Una legge detta “salva olio” che appena due anni fa, dopo un lungo e travagliato iter, era stata votata dall’intero Parlamento. Una legge, però, che non è mai andata giù a Bruxelles che ha deciso di impugnarla in alcuni suoi aspetti, promettendo di aprire una procedura d’infrazione all’Italia se non vengono modificate le norme sull’etichettatura e sulla scadenza dell’olio d’oliva. Modifiche che sono pronte a essere approvate dalla XIV Commissione “Politiche dell’Unione Europa” del Senato, presieduta da Vannino Chiti che ha in discussione il disegno di legge europeo 2015, che prevede, tra l’altro, la cancellazione sostanziale del termine minimo di conservazione per l’extravergine fissato dalla norma italiana a 18 mesi.

La denuncia arriva da Unaprol che riunisce oltre 200mila produttori olivicoli italiani e che aveva spinto per l’approvazione della legge, che ha per titolo “Norme sulla qualità e la trasparenza della filiera degli oli di oliva vergini”, insieme alla maggioranza delle associazioni agricole ed agroalimentari: Cno, Alleanza cooperative, Cia e Coldiretti e alla deputata Colomba Mongiello del Pd e prima firmataria della “salva olio”.

→ Requisiti
Prosegui il testo sulla legge «salva olio», partendo dopo la sua ultima frase.

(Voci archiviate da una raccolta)
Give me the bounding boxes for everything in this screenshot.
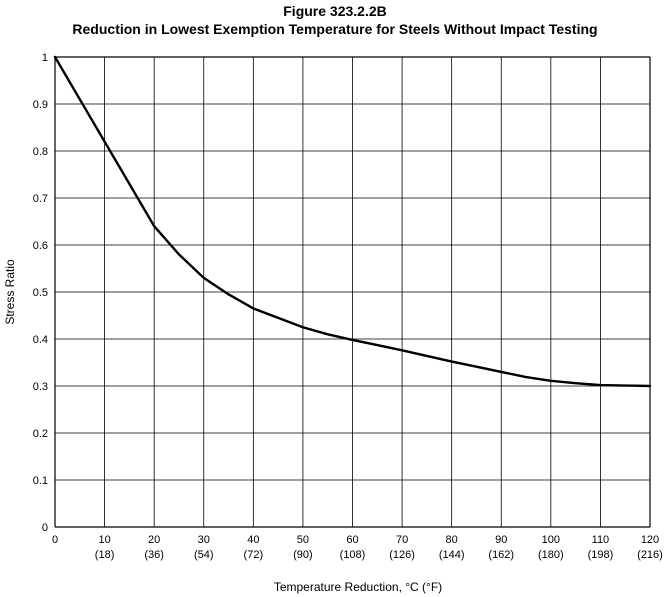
figure-title: Reduction in Lowest Exemption Temperatur… xyxy=(72,21,598,37)
y-tick-label: 1 xyxy=(42,52,48,64)
y-tick-label: 0 xyxy=(42,522,48,534)
y-tick-label: 0.8 xyxy=(33,146,48,158)
x-tick-label: 120 xyxy=(641,534,659,546)
x-tick-sublabel: (180) xyxy=(538,549,564,561)
figure-header: Figure 323.2.2B Reduction in Lowest Exem… xyxy=(0,2,670,38)
y-tick-label: 0.4 xyxy=(33,334,48,346)
x-tick-sublabel: (72) xyxy=(244,549,264,561)
x-tick-sublabel: (36) xyxy=(144,549,164,561)
x-tick-label: 60 xyxy=(346,534,358,546)
y-tick-label: 0.2 xyxy=(33,428,48,440)
x-tick-label: 20 xyxy=(148,534,160,546)
y-tick-label: 0.7 xyxy=(33,193,48,205)
x-tick-label: 70 xyxy=(396,534,408,546)
x-tick-label: 0 xyxy=(52,534,58,546)
x-tick-sublabel: (198) xyxy=(588,549,614,561)
grid xyxy=(54,56,651,528)
x-tick-sublabel: (126) xyxy=(389,549,415,561)
y-tick-label: 0.1 xyxy=(33,475,48,487)
y-axis-label: Stress Ratio xyxy=(3,259,17,325)
x-tick-sublabel: (54) xyxy=(194,549,214,561)
y-tick-label: 0.3 xyxy=(33,381,48,393)
x-axis-label: Temperature Reduction, °C (°F) xyxy=(274,580,442,594)
y-tick-label: 0.6 xyxy=(33,240,48,252)
series xyxy=(53,55,652,388)
tick-labels: 0 10(18)20(36)30(54)40(72)50(90)60(108)70… xyxy=(33,52,663,561)
x-tick-sublabel: (162) xyxy=(488,549,514,561)
y-tick-label: 0.5 xyxy=(33,287,48,299)
x-tick-sublabel: (18) xyxy=(95,549,115,561)
figure-number: Figure 323.2.2B xyxy=(283,3,387,19)
x-tick-label: 80 xyxy=(446,534,458,546)
x-tick-label: 40 xyxy=(247,534,259,546)
x-tick-label: 100 xyxy=(542,534,560,546)
x-tick-label: 110 xyxy=(592,534,610,546)
x-tick-label: 50 xyxy=(297,534,309,546)
x-tick-label: 90 xyxy=(495,534,507,546)
x-tick-label: 10 xyxy=(98,534,110,546)
x-tick-sublabel: (90) xyxy=(293,549,313,561)
y-tick-label: 0.9 xyxy=(33,99,48,111)
stress-ratio-curve xyxy=(53,55,652,388)
x-tick-sublabel: (144) xyxy=(439,549,465,561)
x-tick-sublabel: (108) xyxy=(340,549,366,561)
x-tick-label: 30 xyxy=(198,534,210,546)
x-tick-sublabel: (216) xyxy=(637,549,663,561)
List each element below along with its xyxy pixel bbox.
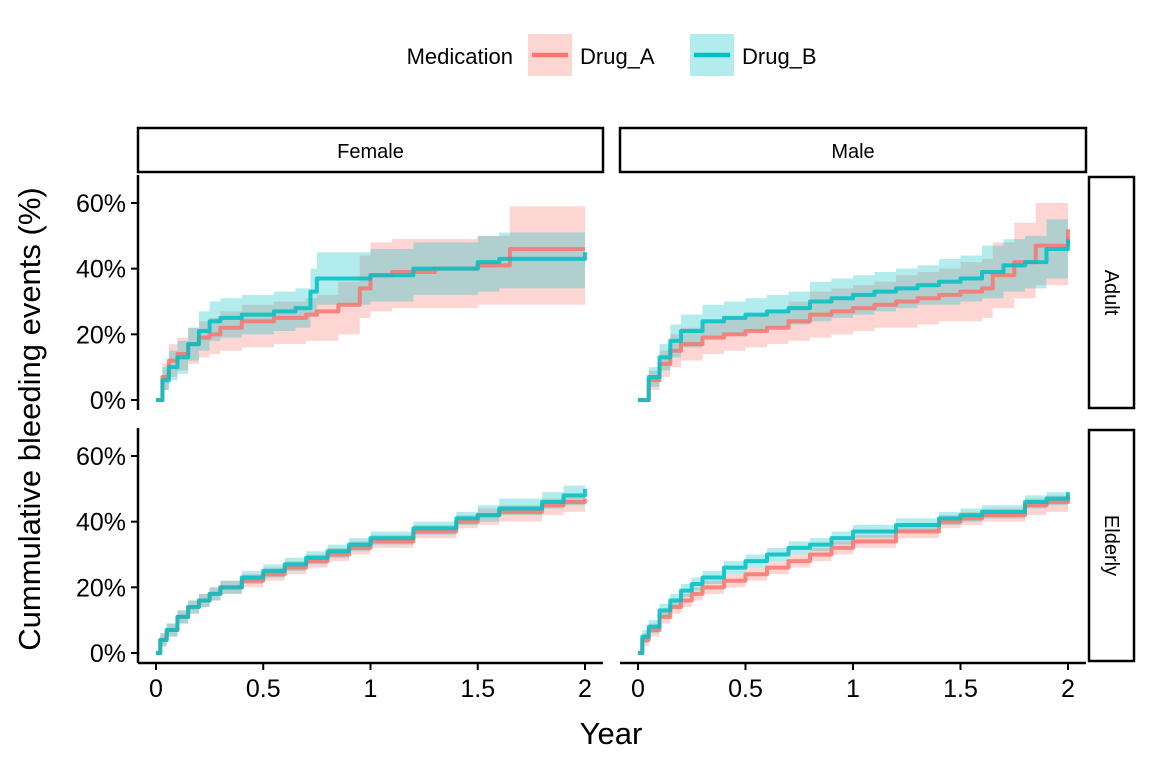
series-line-drug-b <box>638 239 1070 402</box>
series-line-drug-a <box>638 229 1070 402</box>
facet-strip-adult: Adult <box>1087 175 1136 410</box>
legend: Medication Drug_A Drug_B <box>407 34 817 76</box>
y-tick-label: 0% <box>90 387 126 415</box>
y-tick-label: 40% <box>76 509 126 537</box>
x-tick-label: 0.5 <box>728 675 763 703</box>
x-tick-label: 1.5 <box>460 675 495 703</box>
series-line-drug-a <box>638 495 1070 655</box>
x-axis-title: Year <box>580 716 643 751</box>
panel-male-adult <box>638 189 1070 402</box>
legend-label: Drug_A <box>580 44 655 69</box>
y-tick-label: 20% <box>76 321 126 349</box>
ci-band-drug-a <box>156 206 585 400</box>
y-tick-label: 0% <box>90 640 126 668</box>
legend-key-drug-b <box>690 34 734 76</box>
facet-strip-male: Male <box>618 126 1088 174</box>
x-tick-label: 0 <box>631 675 645 703</box>
strip-box <box>136 126 605 174</box>
series-line-drug-b <box>638 492 1070 655</box>
panel-female-adult <box>156 206 587 402</box>
series-line-drug-b <box>156 488 587 655</box>
panel-male-elderly <box>638 485 1070 655</box>
x-tick-label: 1.5 <box>943 675 978 703</box>
x-tick-label: 2 <box>1061 675 1075 703</box>
y-tick-label: 60% <box>76 190 126 218</box>
strip-box <box>1087 428 1136 663</box>
strip-label: Elderly <box>1100 515 1122 576</box>
x-tick-label: 0.5 <box>246 675 281 703</box>
x-tick-label: 1 <box>846 675 860 703</box>
facet-strip-female: Female <box>136 126 605 174</box>
series-line-drug-a <box>156 498 587 655</box>
y-axis-title: Cummulative bleeding events (%) <box>12 187 47 651</box>
y-tick-label: 60% <box>76 443 126 471</box>
ci-band-drug-b <box>638 209 1068 400</box>
y-tick-label: 20% <box>76 574 126 602</box>
ci-band-drug-b <box>156 478 585 653</box>
strip-box <box>1087 175 1136 410</box>
series-line-drug-b <box>156 252 587 402</box>
y-tick-label: 40% <box>76 256 126 284</box>
legend-label: Drug_B <box>742 44 817 69</box>
x-tick-label: 2 <box>578 675 592 703</box>
x-tick-label: 1 <box>364 675 378 703</box>
strip-label: Adult <box>1100 270 1122 316</box>
x-tick-label: 0 <box>149 675 163 703</box>
facet-strip-elderly: Elderly <box>1087 428 1136 663</box>
strip-label: Female <box>337 141 404 163</box>
strip-label: Male <box>831 141 874 163</box>
legend-title: Medication <box>407 44 513 69</box>
strip-box <box>618 126 1088 174</box>
ci-band-drug-a <box>156 492 585 653</box>
legend-key-drug-a <box>528 34 572 76</box>
panel-female-elderly <box>156 478 587 655</box>
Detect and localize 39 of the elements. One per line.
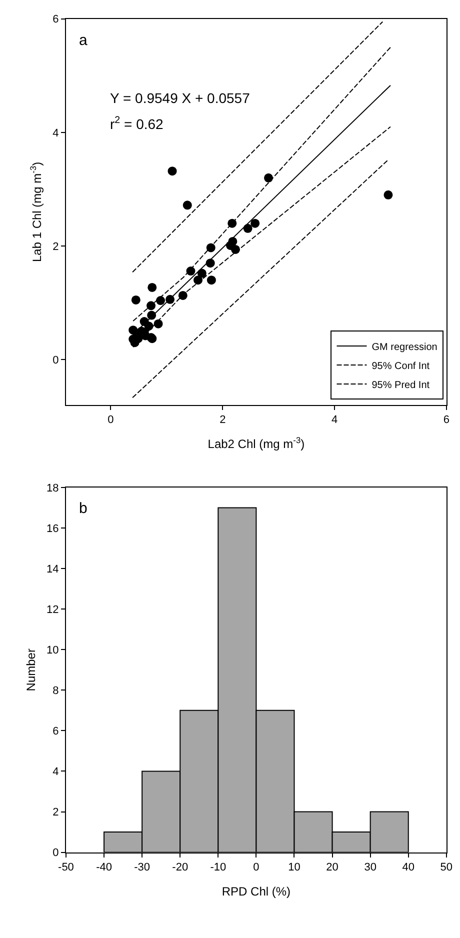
y-tick-label: 0: [52, 847, 59, 860]
legend-label: 95% Pred Int: [372, 380, 430, 391]
y-tick-label: 10: [46, 644, 59, 656]
x-tick-label: -50: [58, 861, 74, 874]
y-tick-label: 12: [46, 604, 59, 616]
x-tick-label: 50: [440, 861, 453, 874]
y-axis-title: Number: [24, 648, 38, 692]
y-tick-label: 2: [52, 806, 59, 819]
y-tick-label: 4: [52, 127, 59, 140]
x-tick-label: -30: [134, 861, 150, 874]
x-tick-label: 2: [220, 414, 226, 426]
x-tick-label: 6: [443, 414, 450, 426]
y-tick-label: 0: [52, 354, 59, 366]
x-tick-label: 40: [402, 861, 414, 874]
x-tick-label: -10: [210, 861, 226, 874]
annotation: Y = 0.9549 X + 0.0557: [110, 90, 250, 106]
annotation: b: [79, 500, 88, 517]
y-tick-label: 6: [52, 726, 59, 738]
x-tick-label: 4: [331, 414, 338, 426]
x-tick-label: 20: [326, 861, 338, 874]
y-tick-label: 18: [46, 482, 59, 494]
annotation: a: [79, 32, 88, 49]
x-axis-title: Lab2 Chl (mg m$^{-3}$): [208, 435, 305, 452]
x-tick-label: 0: [108, 414, 114, 426]
annotation: r$^{2}$ = 0.62: [110, 115, 164, 132]
y-tick-label: 4: [52, 766, 59, 778]
legend-label: 95% Conf Int: [372, 360, 430, 372]
legend-label: GM regression: [372, 342, 438, 353]
x-tick-label: 0: [253, 861, 260, 874]
x-tick-label: -20: [172, 861, 188, 874]
x-tick-label: -40: [96, 861, 112, 874]
y-tick-label: 8: [52, 684, 59, 697]
x-axis-title: RPD Chl (%): [222, 884, 291, 898]
x-tick-label: 10: [288, 861, 300, 874]
y-tick-label: 2: [52, 240, 59, 253]
y-tick-label: 16: [46, 522, 59, 535]
x-tick-label: 30: [364, 861, 376, 874]
y-tick-label: 6: [52, 14, 59, 26]
y-tick-label: 14: [46, 563, 59, 576]
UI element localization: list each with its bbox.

→ Risposta
Norme che spaziano dall’introduzione in etichetta del termine minimo di conservazione a 18 mesi dalla data di imbottigliamento, al riconoscimento di nuovi parametri e metodi di controllo qualitativo che consentano di smascherare le frodi dell’extravergine, dalla fissazione di sanzioni in caso di scorretta presentazione degli oli di oliva nei pubblici esercizi, all’estensione del reato di contraffazione di indicazioni geografiche a chi fornisce, ad esempio, in etichetta informazioni non veritiere sull’origine; dall’introduzione di sanzioni aggiuntive, come l’interdizione da attività pubblicitarie per spot ingannevoli al rafforzamento dei metodi investigativi con le intercettazioni, fino al diritto di accesso ai dati sulle importazioni aziendali.

Ma Bruxelles si è messa subito di traverso e quello che in Italia è legge da oltre due anni, resta di fatto sospeso in Europa, che adesso minaccia di aprire un’infrazione al nostro paese.

“Non ci piace l’immagine di un’Europa che vuole comandare nel piatto degli italiani e che ci obbliga a nutrirci probabilmente con oli spacciati per extra vergine, aggiustati chimicamente, ma scaduti”, spiega David Granieri, presidente di Unaprol. Si tratta in particolare degli articoli 1 e 7 della legge. Il primo contrasta la scarsa leggibilità delle etichette e prevede che i caratteri delle lettere riportanti l’origine dell’olio debbano essere ben visibili rispetto al colore del fondo, anche nel caso dell’impiego di miscele di altri Paesi. Il secondo riguarda l’immissione diretta sul mercato del prodotto, che deve riportare la scadenza di 18 mesi dell’olio extra vergine di oliva dalla data di imbottigliamento. A tal proposito, aggiunge Granieri, “non si comprende perché non si possa invece prevedere in alternativa l’indicazione obbligatoria della campagna di produzione come già avviene per gli oli DOP”.

A quanto pare, denunciano da Unaprol, il provvedimento del Senato, se così approvato, arriverebbe poi blindato alla Camera che non dovrebbe, o potrebbe, più modificarlo. “Una situazione incompatibile con il buon senso perché questa decisione riaprirebbe il parco giochi della contraffazione dove a rimetterci sarebbe il consumatore finale”.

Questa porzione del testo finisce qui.